Records to use.
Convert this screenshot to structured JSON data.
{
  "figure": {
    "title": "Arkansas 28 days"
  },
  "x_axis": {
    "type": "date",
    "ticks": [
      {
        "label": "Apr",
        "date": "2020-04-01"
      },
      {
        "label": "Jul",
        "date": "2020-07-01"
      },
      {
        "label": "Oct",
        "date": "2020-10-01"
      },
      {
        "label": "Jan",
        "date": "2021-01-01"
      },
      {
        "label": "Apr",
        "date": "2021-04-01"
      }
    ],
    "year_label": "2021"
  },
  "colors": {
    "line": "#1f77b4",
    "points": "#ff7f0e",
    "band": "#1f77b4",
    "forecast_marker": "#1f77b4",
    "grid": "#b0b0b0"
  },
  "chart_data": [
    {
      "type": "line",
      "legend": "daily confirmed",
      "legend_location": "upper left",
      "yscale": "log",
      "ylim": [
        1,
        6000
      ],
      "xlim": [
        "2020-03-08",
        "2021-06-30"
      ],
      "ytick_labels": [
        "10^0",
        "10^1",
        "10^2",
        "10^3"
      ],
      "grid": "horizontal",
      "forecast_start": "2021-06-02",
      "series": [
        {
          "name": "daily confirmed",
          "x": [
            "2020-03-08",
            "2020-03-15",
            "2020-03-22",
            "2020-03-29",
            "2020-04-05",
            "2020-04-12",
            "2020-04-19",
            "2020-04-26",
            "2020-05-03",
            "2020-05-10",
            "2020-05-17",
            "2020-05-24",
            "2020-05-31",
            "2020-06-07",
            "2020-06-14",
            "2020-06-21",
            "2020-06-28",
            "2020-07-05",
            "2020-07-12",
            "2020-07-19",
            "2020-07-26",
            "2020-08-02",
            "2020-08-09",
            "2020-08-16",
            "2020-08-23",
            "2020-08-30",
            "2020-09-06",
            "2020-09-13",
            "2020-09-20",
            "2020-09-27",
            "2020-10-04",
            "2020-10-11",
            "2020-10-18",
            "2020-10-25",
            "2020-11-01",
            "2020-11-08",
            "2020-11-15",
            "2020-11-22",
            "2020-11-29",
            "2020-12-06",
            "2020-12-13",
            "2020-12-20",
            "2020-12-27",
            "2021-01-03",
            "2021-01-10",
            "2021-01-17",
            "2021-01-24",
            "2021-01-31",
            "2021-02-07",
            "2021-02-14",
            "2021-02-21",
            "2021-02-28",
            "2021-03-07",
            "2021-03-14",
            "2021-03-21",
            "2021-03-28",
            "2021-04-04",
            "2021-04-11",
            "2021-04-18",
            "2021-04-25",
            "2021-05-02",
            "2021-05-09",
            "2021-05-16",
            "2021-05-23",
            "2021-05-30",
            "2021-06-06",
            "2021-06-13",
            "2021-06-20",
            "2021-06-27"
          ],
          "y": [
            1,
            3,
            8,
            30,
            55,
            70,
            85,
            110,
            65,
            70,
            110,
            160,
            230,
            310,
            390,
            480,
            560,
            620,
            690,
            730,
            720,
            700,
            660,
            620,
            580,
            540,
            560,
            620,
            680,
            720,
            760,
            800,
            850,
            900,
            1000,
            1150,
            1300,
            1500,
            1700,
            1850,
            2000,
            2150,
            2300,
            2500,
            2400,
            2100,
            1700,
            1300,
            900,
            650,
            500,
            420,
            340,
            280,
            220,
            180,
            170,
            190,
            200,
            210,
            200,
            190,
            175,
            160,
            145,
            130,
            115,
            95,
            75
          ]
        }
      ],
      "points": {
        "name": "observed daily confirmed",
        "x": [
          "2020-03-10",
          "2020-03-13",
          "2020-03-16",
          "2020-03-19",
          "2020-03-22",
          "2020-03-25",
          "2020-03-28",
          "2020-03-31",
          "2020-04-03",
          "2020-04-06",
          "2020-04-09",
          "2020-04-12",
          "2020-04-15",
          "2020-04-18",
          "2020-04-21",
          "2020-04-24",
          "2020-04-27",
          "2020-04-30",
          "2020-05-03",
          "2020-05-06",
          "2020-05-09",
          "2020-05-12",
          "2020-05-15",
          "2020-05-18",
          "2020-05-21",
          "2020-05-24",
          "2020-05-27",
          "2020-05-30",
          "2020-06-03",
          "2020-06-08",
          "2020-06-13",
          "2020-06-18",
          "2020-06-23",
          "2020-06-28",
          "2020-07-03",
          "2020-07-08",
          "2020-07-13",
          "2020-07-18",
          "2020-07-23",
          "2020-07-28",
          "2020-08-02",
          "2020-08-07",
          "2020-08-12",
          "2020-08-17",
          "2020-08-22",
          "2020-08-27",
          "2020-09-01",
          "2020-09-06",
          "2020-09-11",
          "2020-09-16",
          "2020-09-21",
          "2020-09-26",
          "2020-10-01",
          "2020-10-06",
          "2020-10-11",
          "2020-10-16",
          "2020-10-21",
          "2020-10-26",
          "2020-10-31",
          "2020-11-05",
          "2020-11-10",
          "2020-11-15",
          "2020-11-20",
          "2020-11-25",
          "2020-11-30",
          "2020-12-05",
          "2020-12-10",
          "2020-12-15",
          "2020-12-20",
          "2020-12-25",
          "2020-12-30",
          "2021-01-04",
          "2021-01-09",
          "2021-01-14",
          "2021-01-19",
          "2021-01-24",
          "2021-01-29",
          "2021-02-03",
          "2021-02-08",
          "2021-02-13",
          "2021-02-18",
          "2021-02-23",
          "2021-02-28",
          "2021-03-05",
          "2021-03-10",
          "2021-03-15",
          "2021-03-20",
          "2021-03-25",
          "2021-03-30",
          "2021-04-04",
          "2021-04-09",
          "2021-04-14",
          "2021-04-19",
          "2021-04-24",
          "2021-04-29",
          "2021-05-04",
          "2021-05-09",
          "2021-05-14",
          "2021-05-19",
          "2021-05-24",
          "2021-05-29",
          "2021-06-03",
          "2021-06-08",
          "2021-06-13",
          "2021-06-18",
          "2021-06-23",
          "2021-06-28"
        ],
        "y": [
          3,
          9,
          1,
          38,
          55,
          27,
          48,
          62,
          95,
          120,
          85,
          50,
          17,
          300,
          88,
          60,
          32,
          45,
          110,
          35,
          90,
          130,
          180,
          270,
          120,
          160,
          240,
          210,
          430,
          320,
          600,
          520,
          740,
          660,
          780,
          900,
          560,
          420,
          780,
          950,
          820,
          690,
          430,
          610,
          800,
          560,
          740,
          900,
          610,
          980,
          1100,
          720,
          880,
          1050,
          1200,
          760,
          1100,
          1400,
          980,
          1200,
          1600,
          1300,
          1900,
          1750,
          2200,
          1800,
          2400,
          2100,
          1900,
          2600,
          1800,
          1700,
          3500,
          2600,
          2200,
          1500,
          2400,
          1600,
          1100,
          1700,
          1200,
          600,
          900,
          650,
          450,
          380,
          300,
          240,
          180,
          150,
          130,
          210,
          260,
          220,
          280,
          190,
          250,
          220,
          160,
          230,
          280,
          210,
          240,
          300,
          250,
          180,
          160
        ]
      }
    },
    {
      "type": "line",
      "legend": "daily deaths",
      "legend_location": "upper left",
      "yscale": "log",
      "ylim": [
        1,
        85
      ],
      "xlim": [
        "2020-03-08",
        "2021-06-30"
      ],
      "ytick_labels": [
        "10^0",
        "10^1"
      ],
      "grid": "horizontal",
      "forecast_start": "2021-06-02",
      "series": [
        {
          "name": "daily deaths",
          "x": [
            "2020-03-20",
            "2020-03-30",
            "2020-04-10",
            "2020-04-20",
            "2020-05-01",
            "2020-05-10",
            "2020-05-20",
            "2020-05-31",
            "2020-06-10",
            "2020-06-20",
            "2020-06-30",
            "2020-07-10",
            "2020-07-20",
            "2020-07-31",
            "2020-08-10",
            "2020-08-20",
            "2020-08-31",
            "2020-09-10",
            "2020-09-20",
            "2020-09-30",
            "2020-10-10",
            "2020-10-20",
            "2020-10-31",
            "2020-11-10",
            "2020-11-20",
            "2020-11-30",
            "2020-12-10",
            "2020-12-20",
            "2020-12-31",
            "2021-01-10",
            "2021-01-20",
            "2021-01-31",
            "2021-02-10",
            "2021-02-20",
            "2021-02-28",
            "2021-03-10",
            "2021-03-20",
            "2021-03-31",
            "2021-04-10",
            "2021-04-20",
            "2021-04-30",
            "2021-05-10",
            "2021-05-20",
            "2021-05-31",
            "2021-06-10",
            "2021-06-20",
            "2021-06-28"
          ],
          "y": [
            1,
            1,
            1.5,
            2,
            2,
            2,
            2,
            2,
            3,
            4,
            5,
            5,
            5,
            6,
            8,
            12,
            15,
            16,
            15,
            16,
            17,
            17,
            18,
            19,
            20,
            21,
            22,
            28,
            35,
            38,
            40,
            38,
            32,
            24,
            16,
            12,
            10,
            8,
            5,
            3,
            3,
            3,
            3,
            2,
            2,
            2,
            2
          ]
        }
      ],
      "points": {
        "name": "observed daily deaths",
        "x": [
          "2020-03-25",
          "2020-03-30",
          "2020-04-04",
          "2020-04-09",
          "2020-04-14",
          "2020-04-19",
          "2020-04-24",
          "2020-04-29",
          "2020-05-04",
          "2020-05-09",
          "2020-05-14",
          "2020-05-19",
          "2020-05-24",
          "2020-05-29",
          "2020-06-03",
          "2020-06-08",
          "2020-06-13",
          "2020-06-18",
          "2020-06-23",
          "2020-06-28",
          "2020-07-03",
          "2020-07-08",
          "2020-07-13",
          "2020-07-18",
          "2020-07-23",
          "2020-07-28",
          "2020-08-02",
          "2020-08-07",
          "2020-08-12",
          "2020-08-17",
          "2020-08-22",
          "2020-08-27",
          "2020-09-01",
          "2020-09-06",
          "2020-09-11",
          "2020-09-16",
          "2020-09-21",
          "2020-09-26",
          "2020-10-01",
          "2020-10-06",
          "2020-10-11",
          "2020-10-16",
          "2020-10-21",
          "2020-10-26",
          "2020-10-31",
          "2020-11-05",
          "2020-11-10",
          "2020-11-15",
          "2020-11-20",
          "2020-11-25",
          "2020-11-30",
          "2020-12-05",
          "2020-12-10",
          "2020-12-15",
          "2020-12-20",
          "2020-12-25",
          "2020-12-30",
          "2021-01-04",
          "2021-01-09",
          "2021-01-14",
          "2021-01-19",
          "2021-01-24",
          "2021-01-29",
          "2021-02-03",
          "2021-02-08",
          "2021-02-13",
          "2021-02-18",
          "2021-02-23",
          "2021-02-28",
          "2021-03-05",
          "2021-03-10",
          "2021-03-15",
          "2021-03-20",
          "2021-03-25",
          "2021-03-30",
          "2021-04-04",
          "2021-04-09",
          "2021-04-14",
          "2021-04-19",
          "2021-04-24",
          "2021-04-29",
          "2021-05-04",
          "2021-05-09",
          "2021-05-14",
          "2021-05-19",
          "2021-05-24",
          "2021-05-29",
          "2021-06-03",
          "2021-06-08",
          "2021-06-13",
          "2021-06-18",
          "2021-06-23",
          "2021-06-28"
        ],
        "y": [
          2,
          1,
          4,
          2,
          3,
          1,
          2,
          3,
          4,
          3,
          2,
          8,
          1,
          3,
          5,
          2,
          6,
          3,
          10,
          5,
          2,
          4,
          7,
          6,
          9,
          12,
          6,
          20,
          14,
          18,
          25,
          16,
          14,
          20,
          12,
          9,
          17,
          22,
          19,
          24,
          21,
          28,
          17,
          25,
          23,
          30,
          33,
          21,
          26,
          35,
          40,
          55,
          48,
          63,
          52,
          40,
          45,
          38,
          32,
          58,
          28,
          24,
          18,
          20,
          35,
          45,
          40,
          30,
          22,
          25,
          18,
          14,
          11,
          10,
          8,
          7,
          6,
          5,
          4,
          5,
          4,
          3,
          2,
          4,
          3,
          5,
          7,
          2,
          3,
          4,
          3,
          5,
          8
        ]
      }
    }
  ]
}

Written instruction.
In the entries above, find each line with the word "date" and copy it.

Solution to the problem.
    "type": "date",
        "date": "2020-04-01"
        "date": "2020-07-01"
        "date": "2020-10-01"
        "date": "2021-01-01"
        "date": "2021-04-01"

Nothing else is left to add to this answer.